* **Task directions**
Rewrite the lines starting with the one containing "Localize all elements." and going on through the one containing "295, 100, 302]", replacing "FancyBboxPatch" with "RoundedBox" everywhere and leaving everything else unchanged. Give only those lines, and leave out the pictures.

* **Recorded data**
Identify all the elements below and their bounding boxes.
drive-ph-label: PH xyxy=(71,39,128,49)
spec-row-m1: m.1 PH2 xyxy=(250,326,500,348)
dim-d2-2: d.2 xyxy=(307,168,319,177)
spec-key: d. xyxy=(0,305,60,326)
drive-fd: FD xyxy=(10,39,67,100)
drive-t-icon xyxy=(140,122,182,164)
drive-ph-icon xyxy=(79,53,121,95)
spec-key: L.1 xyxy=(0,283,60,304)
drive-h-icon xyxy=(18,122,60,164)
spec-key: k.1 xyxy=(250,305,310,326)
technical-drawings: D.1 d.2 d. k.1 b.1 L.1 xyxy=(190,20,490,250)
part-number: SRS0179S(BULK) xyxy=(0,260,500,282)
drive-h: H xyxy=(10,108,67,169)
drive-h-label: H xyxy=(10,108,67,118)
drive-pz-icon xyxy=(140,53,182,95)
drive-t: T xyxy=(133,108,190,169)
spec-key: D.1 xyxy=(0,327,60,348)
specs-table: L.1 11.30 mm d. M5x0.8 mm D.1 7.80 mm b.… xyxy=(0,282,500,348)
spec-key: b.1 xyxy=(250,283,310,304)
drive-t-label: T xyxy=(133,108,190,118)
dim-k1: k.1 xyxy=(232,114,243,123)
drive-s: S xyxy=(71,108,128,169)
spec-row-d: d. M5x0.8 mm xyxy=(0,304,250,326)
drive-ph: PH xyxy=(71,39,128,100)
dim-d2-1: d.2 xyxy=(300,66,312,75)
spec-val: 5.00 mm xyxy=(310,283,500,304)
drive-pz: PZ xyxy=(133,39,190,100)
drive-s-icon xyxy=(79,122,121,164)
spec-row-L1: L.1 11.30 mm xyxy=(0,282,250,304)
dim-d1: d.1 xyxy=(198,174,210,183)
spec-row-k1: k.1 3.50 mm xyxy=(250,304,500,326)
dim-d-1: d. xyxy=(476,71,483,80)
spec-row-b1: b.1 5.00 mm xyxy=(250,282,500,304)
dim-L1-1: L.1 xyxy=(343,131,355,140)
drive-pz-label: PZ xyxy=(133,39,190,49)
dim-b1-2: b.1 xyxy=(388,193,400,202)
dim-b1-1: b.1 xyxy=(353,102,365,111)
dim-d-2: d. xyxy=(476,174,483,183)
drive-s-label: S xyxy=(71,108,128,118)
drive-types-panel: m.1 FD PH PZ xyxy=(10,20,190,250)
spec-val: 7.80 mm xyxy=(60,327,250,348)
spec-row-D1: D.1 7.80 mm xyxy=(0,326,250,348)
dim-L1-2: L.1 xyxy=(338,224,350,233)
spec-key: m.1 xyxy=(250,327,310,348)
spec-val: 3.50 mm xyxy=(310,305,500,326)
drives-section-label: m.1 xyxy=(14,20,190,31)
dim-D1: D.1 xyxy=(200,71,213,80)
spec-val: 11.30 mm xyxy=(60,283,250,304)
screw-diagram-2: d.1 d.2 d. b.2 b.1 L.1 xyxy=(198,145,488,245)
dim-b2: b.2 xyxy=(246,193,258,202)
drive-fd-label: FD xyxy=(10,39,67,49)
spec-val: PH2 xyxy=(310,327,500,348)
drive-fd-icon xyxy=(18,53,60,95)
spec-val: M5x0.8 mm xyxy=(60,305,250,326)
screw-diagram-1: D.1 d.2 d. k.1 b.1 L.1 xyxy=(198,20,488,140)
* * *
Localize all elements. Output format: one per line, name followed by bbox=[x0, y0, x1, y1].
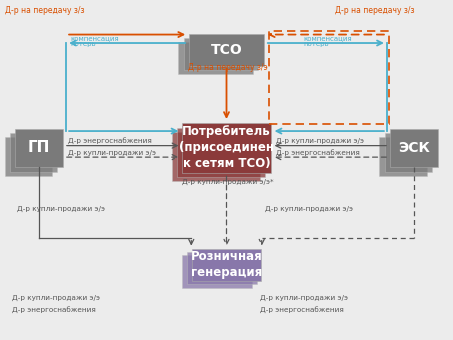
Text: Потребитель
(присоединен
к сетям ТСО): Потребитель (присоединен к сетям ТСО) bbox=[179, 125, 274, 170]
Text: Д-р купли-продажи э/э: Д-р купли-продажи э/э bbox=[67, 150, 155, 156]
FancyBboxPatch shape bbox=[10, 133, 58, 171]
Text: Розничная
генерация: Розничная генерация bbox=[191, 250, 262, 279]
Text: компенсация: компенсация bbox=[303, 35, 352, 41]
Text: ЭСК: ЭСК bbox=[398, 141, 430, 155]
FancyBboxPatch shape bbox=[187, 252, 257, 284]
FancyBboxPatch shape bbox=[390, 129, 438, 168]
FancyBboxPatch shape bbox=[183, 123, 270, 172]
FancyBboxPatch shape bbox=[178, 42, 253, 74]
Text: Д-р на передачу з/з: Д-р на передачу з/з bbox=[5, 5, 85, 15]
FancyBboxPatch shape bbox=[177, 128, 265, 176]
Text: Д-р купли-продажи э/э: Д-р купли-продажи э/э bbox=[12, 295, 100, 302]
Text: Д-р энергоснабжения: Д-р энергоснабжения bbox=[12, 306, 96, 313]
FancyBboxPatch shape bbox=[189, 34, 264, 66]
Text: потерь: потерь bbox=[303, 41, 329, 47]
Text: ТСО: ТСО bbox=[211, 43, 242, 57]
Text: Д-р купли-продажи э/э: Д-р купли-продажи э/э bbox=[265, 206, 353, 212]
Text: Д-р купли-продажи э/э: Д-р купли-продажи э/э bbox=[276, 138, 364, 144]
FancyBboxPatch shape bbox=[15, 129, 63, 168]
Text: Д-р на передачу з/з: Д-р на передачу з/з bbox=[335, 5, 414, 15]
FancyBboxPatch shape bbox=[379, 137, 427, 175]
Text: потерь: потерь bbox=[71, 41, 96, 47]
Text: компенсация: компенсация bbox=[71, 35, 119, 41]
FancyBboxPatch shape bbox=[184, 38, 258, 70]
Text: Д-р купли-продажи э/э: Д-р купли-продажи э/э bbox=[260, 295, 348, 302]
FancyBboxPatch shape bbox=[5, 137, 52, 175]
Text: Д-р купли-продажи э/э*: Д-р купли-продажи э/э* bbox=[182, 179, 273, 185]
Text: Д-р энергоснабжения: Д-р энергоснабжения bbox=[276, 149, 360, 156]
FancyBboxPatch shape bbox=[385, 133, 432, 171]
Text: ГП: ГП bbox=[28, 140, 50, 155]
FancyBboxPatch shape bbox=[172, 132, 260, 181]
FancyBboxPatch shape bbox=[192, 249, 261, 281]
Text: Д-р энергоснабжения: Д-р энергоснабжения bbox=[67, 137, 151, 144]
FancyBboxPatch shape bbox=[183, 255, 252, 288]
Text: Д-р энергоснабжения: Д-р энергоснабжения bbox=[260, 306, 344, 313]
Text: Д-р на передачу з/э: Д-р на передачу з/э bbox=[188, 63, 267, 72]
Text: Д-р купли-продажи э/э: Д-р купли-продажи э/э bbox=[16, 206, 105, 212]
==
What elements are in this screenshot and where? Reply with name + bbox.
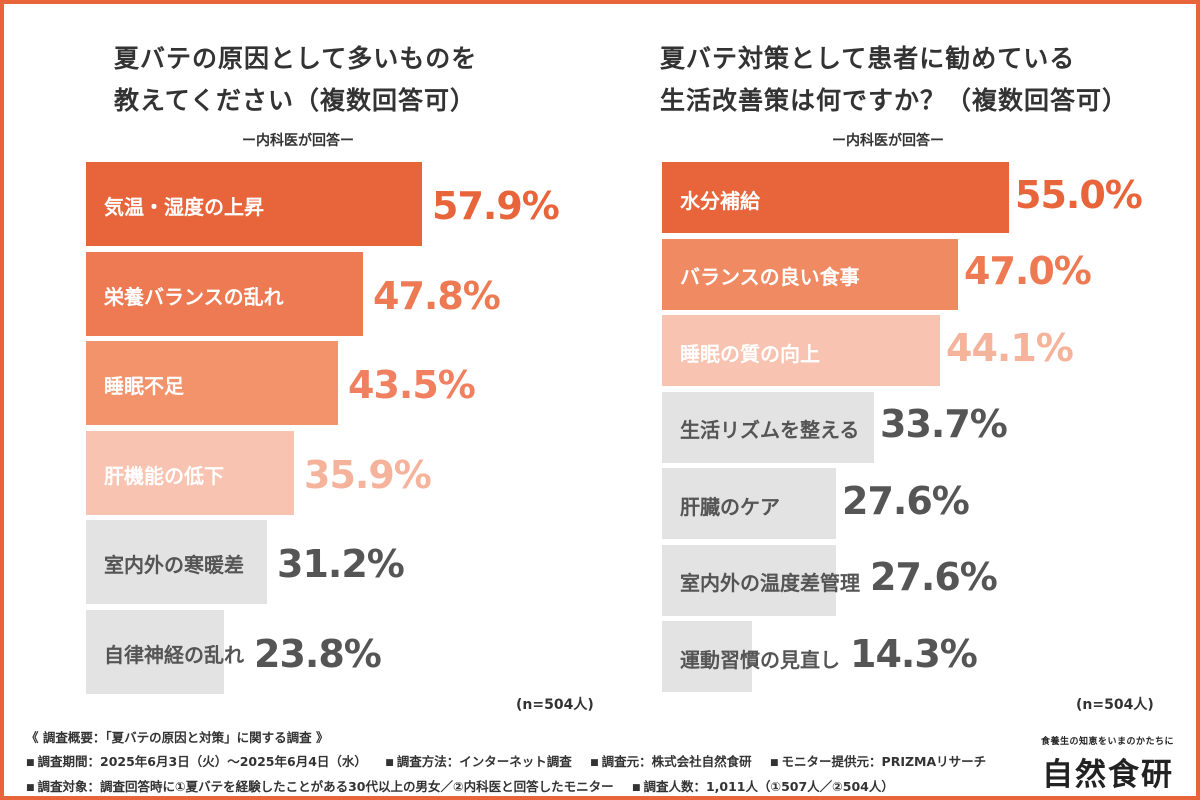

* **Output for this task**
Localize all elements. Output format: one per line, name followed by bbox=[x0, y0, x1, y1].
Text: Потребитель
(присоединен
к сетям ТСО): Потребитель (присоединен к сетям ТСО) bbox=[179, 125, 274, 170]
Text: Д-р купли-продажи э/э: Д-р купли-продажи э/э bbox=[67, 150, 155, 156]
RoundedBox shape bbox=[10, 133, 58, 171]
Text: Розничная
генерация: Розничная генерация bbox=[191, 250, 262, 279]
Text: компенсация: компенсация bbox=[303, 35, 352, 41]
Text: ЭСК: ЭСК bbox=[398, 141, 430, 155]
RoundedBox shape bbox=[187, 252, 257, 284]
RoundedBox shape bbox=[390, 129, 438, 168]
RoundedBox shape bbox=[183, 123, 270, 172]
RoundedBox shape bbox=[178, 42, 253, 74]
Text: Д-р на передачу з/з: Д-р на передачу з/з bbox=[5, 5, 85, 15]
RoundedBox shape bbox=[177, 128, 265, 176]
Text: Д-р купли-продажи э/э: Д-р купли-продажи э/э bbox=[12, 295, 100, 302]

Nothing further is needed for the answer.